» Exercise task
Examine each line of the data. Copy those that contain the string "обращения".

------------

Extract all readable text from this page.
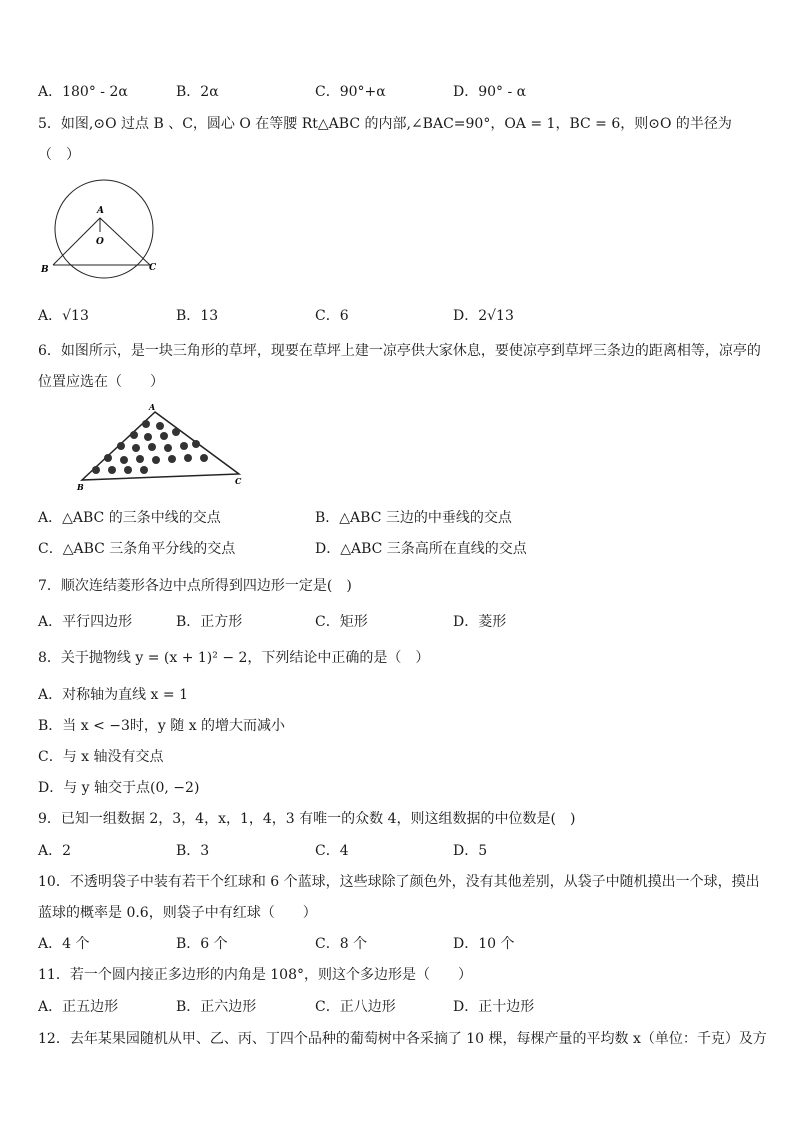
A．180° - 2α	B．2α	C．90°+α	D．90° - α
5．如图,⊙O 过点 B 、C，圆心 O 在等腰 Rt△ABC 的内部,∠BAC=90°，OA = 1，BC = 6，则⊙O 的半径为
（　）
A
O
B	C
A．√13	B．13	C．6	D．2√13
6．如图所示，是一块三角形的草坪，现要在草坪上建一凉亭供大家休息，要使凉亭到草坪三条边的距离相等，凉亭的
位置应选在（　　）
A
B
C
A．△ABC 的三条中线的交点	B．△ABC 三边的中垂线的交点
C．△ABC 三条角平分线的交点	D．△ABC 三条高所在直线的交点
7．顺次连结菱形各边中点所得到四边形一定是(　)
A．平行四边形	B．正方形	C．矩形	D．菱形
8．关于抛物线 y = (x + 1)² − 2，下列结论中正确的是（　）
A．对称轴为直线 x = 1
B．当 x < −3时，y 随 x 的增大而减小
C．与 x 轴没有交点
D．与 y 轴交于点(0, −2)
9．已知一组数据 2，3，4，x，1，4，3 有唯一的众数 4，则这组数据的中位数是(　)
A．2	B．3	C．4	D．5
10．不透明袋子中装有若干个红球和 6 个蓝球，这些球除了颜色外，没有其他差别，从袋子中随机摸出一个球，摸出
蓝球的概率是 0.6，则袋子中有红球（　　）
A．4 个	B．6 个	C．8 个	D．10 个
11．若一个圆内接正多边形的内角是 108°，则这个多边形是（　　）
A．正五边形	B．正六边形	C．正八边形	D．正十边形
12．去年某果园随机从甲、乙、丙、丁四个品种的葡萄树中各采摘了 10 棵，每棵产量的平均数 x（单位：千克）及方
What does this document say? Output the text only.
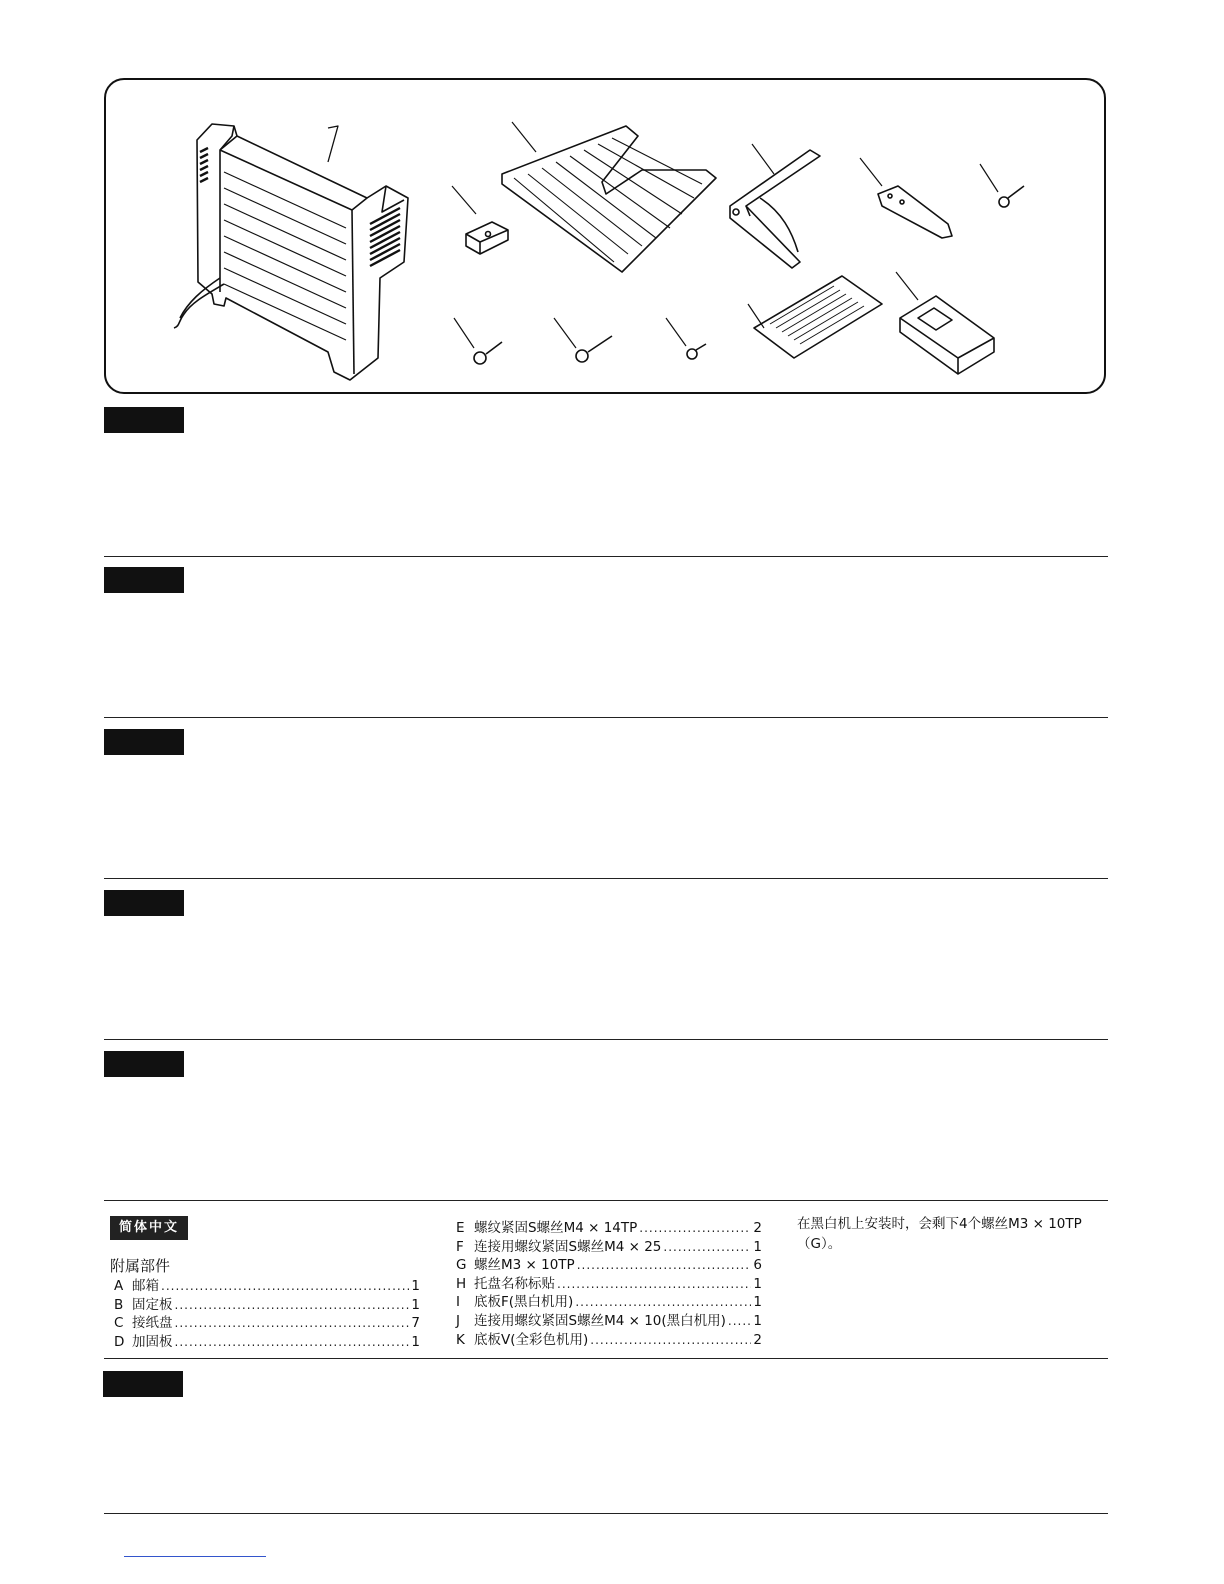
简体中文
附属部件
A 邮箱 .....	1
B 固定板 .....	1
C 接纸盘 .....	7
D 加固板 .....	1
E 螺纹紧固S螺丝M4 × 14TP .....	2
F 连接用螺纹紧固S螺丝M4 × 25 .....	1
G 螺丝M3 × 10TP .....	6
H 托盘名称标贴 .....	1
I	底板F(黑白机用) .....	1
J	连接用螺纹紧固S螺丝M4 × 10(黑白机用) ..... 1
K 底板V(全彩色机用) .....	2

在黑白机上安装时，会剩下4个螺丝M3 × 10TP（G）。
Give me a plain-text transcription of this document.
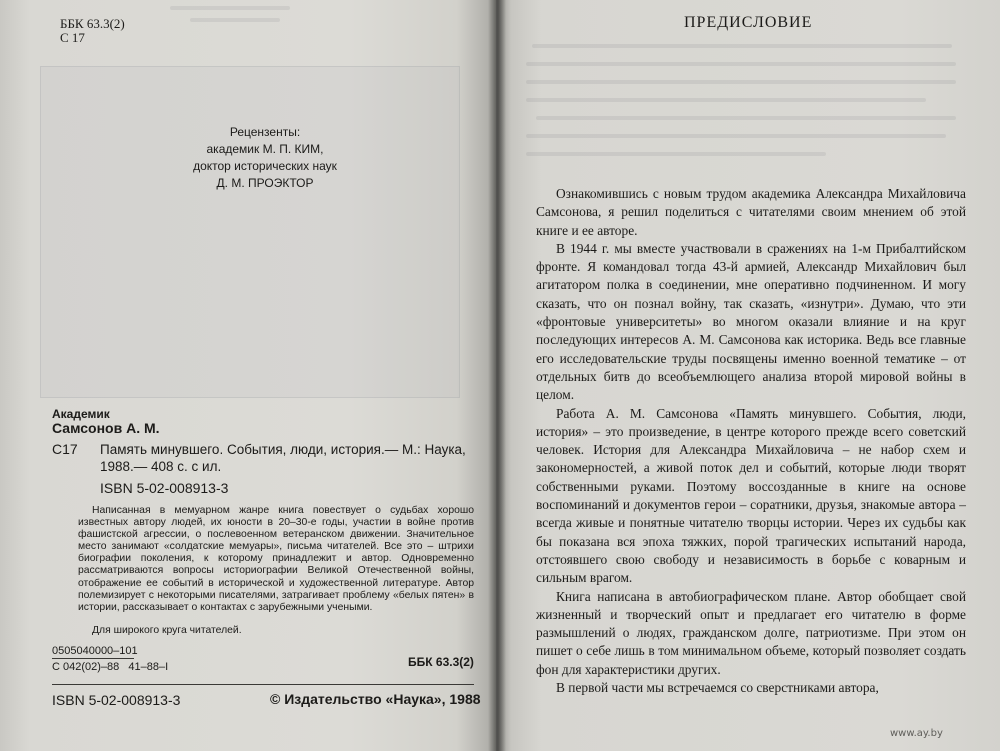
ББК 63.3(2)
С 17
Рецензенты:
академик М. П. КИМ,
доктор исторических наук
Д. М. ПРОЭКТОР
Академик
Самсонов А. М.
С17 Память минувшего. События, люди, история.— М.: Наука, 1988.— 408 с. с ил.
ISBN 5-02-008913-3
Написанная в мемуарном жанре книга повествует о судьбах хорошо известных автору людей, их юности в 20–30-е годы, участии в войне против фашистской агрессии, о послевоенном ветеранском движении. Значительное место занимают «солдатские мемуары», письма читателей. Все это – штрихи биографии поколения, к которому принадлежит и автор. Одновременно рассматриваются вопросы историографии Великой Отечественной войны, отображение ее событий в исторической и художественной литературе. Автор полемизирует с некоторыми писателями, затрагивает проблему «белых пятен» в истории, рассказывает о контактах с зарубежными учеными.
Для широкого круга читателей.
0505040000–101
С 042(02)–88 41–88–I	ББК 63.3(2)
ISBN 5-02-008913-3	© Издательство «Наука», 1988
ПРЕДИСЛОВИЕ

Ознакомившись с новым трудом академика Александра Михайловича Самсонова, я решил поделиться с читателями своим мнением об этой книге и ее авторе.

В 1944 г. мы вместе участвовали в сражениях на 1-м Прибалтийском фронте. Я командовал тогда 43-й армией, Александр Михайлович был агитатором полка в соединении, мне оперативно подчиненном. И могу сказать, что он познал войну, так сказать, «изнутри». Думаю, что эти «фронтовые университеты» во многом оказали влияние и на круг последующих интересов А. М. Самсонова как историка. Ведь все главные его исследовательские труды посвящены именно военной тематике – от отдельных битв до всеобъемлющего анализа второй мировой войны в целом.

Работа А. М. Самсонова «Память минувшего. События, люди, история» – это произведение, в центре которого прежде всего советский человек. История для Александра Михайловича – не набор схем и закономерностей, а живой поток дел и событий, которые люди творят собственными руками. Поэтому воссозданные в книге на основе воспоминаний и документов герои – соратники, друзья, знакомые автора – всегда живые и понятные читателю творцы истории. Через их судьбы как бы показана вся эпоха тяжких, порой трагических испытаний народа, отстоявшего свою свободу и независимость в борьбе с коварным и сильным врагом.

Книга написана в автобиографическом плане. Автор обобщает свой жизненный и творческий опыт и предлагает его читателю в форме размышлений о людях, гражданском долге, патриотизме. При этом он пишет о себе лишь в том минимальном объеме, который позволяет создать фон для характеристики других.

В первой части мы встречаемся со сверстниками автора,

www.ay.by
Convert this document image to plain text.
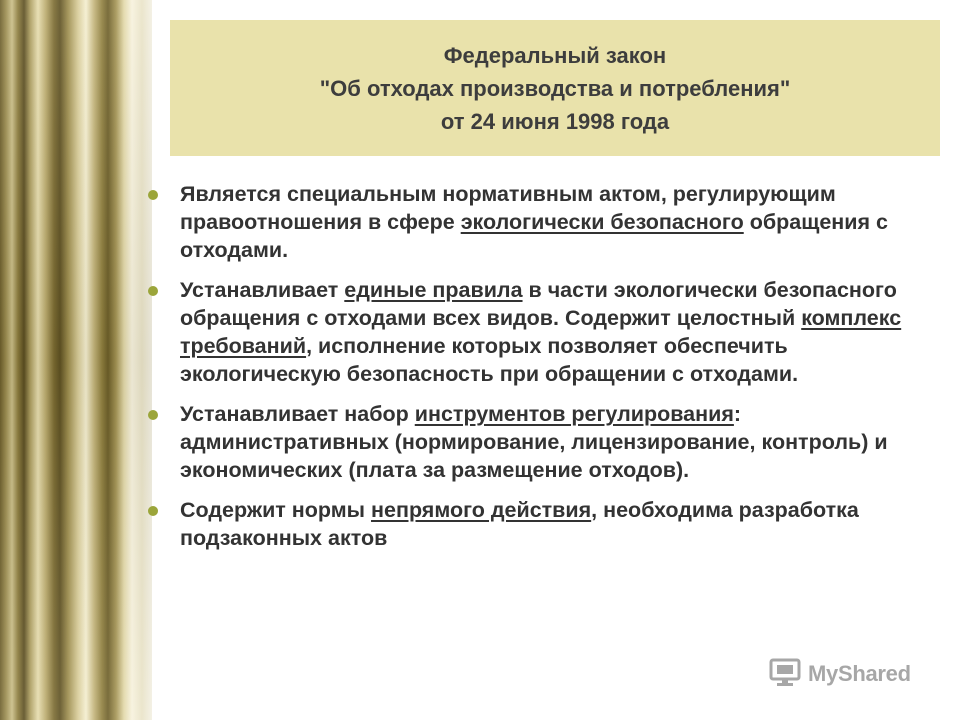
Федеральный закон
"Об отходах производства и потребления"
от 24 июня 1998 года
Является специальным нормативным актом, регулирующим правоотношения в сфере экологически безопасного обращения с отходами.
Устанавливает единые правила в части экологически безопасного обращения с отходами всех видов. Содержит целостный комплекс требований, исполнение которых позволяет обеспечить экологическую безопасность при обращении с отходами.
Устанавливает набор инструментов регулирования: административных (нормирование, лицензирование, контроль) и экономических (плата за размещение отходов).
Содержит нормы непрямого действия, необходима разработка подзаконных актов
MyShared
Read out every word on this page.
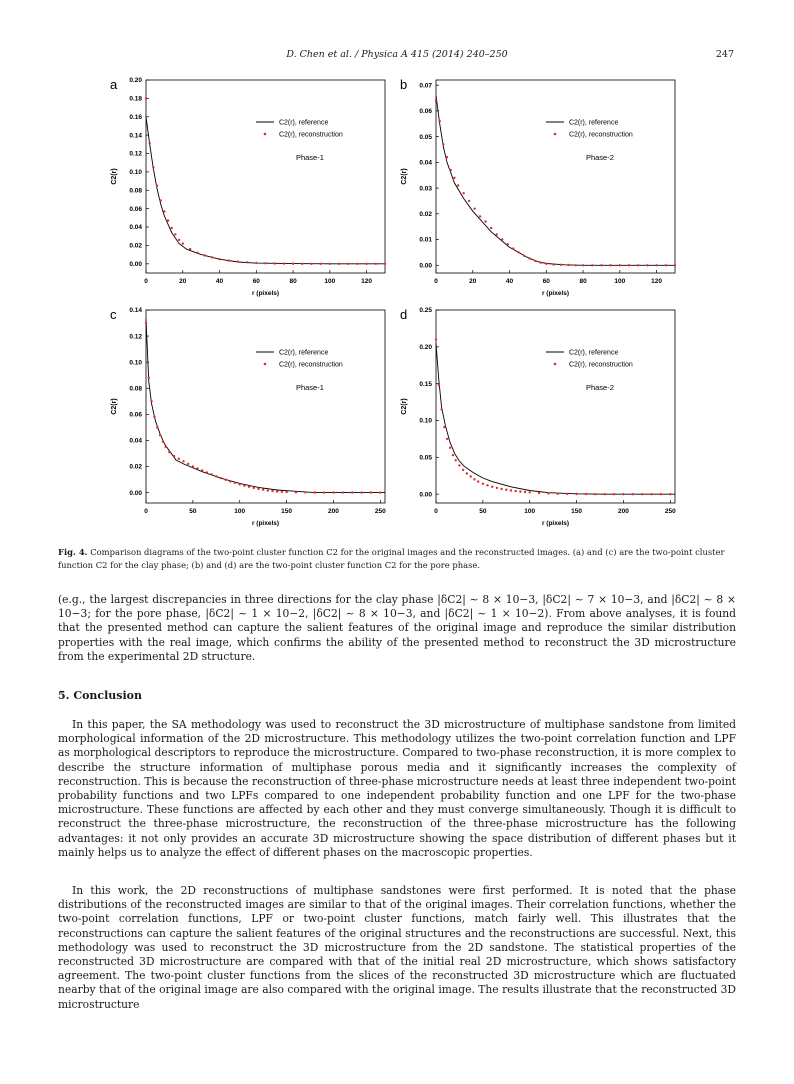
D. Chen et al. / Physica A 415 (2014) 240–250	247
a
0	20	40	60	80	100	120
0.00
0.02
0.04
0.06
0.08
0.10
0.12
0.14
0.16
0.18
0.20
r (pixels)
C2(r)
C2(r), reference
C2(r), reconstruction
Phase-1
b
0	20	40	60	80	100	120
0.00
0.01
0.02
0.03
0.04
0.05
0.06
0.07
r (pixels)
C2(r)
C2(r), reference
C2(r), reconstruction
Phase-2
c
0	50	100	150	200	250
0.00
0.02
0.04
0.06
0.08
0.10
0.12
0.14
r (pixels)
C2(r)
C2(r), reference
C2(r), reconstruction
Phase-1
d
0	50	100	150	200	250
0.00
0.05
0.10
0.15
0.20
0.25
r (pixels)
C2(r)
C2(r), reference
C2(r), reconstruction
Phase-2
Fig. 4. Comparison diagrams of the two-point cluster function C2 for the original images and the reconstructed images. (a) and (c) are the two-point cluster function C2 for the clay phase; (b) and (d) are the two-point cluster function C2 for the pore phase.
(e.g., the largest discrepancies in three directions for the clay phase |δC2| ∼ 8 × 10−3, |δC2| ∼ 7 × 10−3, and |δC2| ∼ 8 × 10−3; for the pore phase, |δC2| ∼ 1 × 10−2, |δC2| ∼ 8 × 10−3, and |δC2| ∼ 1 × 10−2). From above analyses, it is found that the presented method can capture the salient features of the original image and reproduce the similar distribution properties with the real image, which confirms the ability of the presented method to reconstruct the 3D microstructure from the experimental 2D structure.
5. Conclusion
In this paper, the SA methodology was used to reconstruct the 3D microstructure of multiphase sandstone from limited morphological information of the 2D microstructure. This methodology utilizes the two-point correlation function and LPF as morphological descriptors to reproduce the microstructure. Compared to two-phase reconstruction, it is more complex to describe the structure information of multiphase porous media and it significantly increases the complexity of reconstruction. This is because the reconstruction of three-phase microstructure needs at least three independent two-point probability functions and two LPFs compared to one independent probability function and one LPF for the two-phase microstructure. These functions are affected by each other and they must converge simultaneously. Though it is difficult to reconstruct the three-phase microstructure, the reconstruction of the three-phase microstructure has the following advantages: it not only provides an accurate 3D microstructure showing the space distribution of different phases but it mainly helps us to analyze the effect of different phases on the macroscopic properties.
In this work, the 2D reconstructions of multiphase sandstones were first performed. It is noted that the phase distributions of the reconstructed images are similar to that of the original images. Their correlation functions, whether the two-point correlation functions, LPF or two-point cluster functions, match fairly well. This illustrates that the reconstructions can capture the salient features of the original structures and the reconstructions are successful. Next, this methodology was used to reconstruct the 3D microstructure from the 2D sandstone. The statistical properties of the reconstructed 3D microstructure are compared with that of the initial real 2D microstructure, which shows satisfactory agreement. The two-point cluster functions from the slices of the reconstructed 3D microstructure which are fluctuated nearby that of the original image are also compared with the original image. The results illustrate that the reconstructed 3D microstructure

------------

» Written response
Является специальным нормативным актом, регулирующим правоотношения в сфере экологически безопасного обращения с отходами.
Устанавливает единые правила в части экологически безопасного обращения с отходами всех видов. Содержит целостный комплекс требований, исполнение которых позволяет обеспечить экологическую безопасность при обращении с отходами.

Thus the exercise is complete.